Source records
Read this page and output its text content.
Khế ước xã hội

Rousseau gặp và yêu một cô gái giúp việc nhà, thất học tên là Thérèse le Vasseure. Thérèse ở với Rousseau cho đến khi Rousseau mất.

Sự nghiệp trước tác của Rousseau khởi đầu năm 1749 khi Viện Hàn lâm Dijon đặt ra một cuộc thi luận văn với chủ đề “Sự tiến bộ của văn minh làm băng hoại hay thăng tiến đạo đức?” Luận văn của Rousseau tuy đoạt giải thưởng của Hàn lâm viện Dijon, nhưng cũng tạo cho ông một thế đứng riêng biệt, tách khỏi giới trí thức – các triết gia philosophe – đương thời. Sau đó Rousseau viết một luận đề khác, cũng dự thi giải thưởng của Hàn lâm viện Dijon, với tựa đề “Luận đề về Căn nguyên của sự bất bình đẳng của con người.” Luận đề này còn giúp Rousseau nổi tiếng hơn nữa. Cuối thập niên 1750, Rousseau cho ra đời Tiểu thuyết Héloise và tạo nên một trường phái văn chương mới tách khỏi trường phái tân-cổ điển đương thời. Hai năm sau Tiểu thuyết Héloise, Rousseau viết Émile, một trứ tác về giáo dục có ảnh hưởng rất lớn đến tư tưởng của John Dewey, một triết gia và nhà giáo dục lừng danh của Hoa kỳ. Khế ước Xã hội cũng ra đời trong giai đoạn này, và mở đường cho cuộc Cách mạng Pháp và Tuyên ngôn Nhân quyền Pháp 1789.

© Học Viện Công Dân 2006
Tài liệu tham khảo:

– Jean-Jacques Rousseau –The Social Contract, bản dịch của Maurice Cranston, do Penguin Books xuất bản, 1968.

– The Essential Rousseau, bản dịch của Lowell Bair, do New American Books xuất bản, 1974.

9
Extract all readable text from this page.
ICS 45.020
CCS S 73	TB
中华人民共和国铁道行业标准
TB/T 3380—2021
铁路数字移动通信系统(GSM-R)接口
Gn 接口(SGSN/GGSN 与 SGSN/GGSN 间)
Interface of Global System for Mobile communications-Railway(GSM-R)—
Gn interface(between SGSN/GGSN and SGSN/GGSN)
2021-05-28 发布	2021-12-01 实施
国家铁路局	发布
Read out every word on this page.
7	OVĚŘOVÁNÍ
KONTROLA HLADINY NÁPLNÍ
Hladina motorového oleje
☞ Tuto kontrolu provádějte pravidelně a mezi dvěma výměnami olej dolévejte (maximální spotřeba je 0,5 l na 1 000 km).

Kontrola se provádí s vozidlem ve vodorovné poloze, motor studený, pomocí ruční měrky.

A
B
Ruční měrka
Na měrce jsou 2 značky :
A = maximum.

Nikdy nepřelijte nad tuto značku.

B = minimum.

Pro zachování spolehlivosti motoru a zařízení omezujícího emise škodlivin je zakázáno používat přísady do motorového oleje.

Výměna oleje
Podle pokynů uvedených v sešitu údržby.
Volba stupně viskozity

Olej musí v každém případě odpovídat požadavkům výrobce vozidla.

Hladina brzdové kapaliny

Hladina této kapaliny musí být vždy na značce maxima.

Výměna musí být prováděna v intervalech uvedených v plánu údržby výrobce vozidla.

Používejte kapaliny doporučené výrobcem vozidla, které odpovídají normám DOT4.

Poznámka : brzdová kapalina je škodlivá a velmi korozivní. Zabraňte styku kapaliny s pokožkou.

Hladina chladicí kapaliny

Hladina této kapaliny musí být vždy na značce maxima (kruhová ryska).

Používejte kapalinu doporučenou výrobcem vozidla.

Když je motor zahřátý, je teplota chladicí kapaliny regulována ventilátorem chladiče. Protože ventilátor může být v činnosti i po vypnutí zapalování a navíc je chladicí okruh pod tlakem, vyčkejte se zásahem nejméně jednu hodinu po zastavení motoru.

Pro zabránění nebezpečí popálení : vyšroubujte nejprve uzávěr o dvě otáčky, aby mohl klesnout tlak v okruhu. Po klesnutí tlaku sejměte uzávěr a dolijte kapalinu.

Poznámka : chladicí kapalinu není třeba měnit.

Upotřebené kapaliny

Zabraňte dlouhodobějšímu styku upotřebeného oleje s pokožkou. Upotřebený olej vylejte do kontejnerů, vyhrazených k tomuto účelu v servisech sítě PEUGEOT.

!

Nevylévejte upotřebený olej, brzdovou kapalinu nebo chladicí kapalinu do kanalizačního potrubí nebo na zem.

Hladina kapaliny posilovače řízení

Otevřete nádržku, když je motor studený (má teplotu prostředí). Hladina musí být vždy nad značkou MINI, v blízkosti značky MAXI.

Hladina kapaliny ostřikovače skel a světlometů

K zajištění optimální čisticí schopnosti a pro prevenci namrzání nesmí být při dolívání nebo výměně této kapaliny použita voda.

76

OBJECTIVE: Whenever "xuất" turns up in a line, pick that line out.

RESPONSE TO THE EXERCISE:
– Jean-Jacques Rousseau –The Social Contract, bản dịch của Maurice Cranston, do Penguin Books xuất bản, 1968.
– The Essential Rousseau, bản dịch của Lowell Bair, do New American Books xuất bản, 1974.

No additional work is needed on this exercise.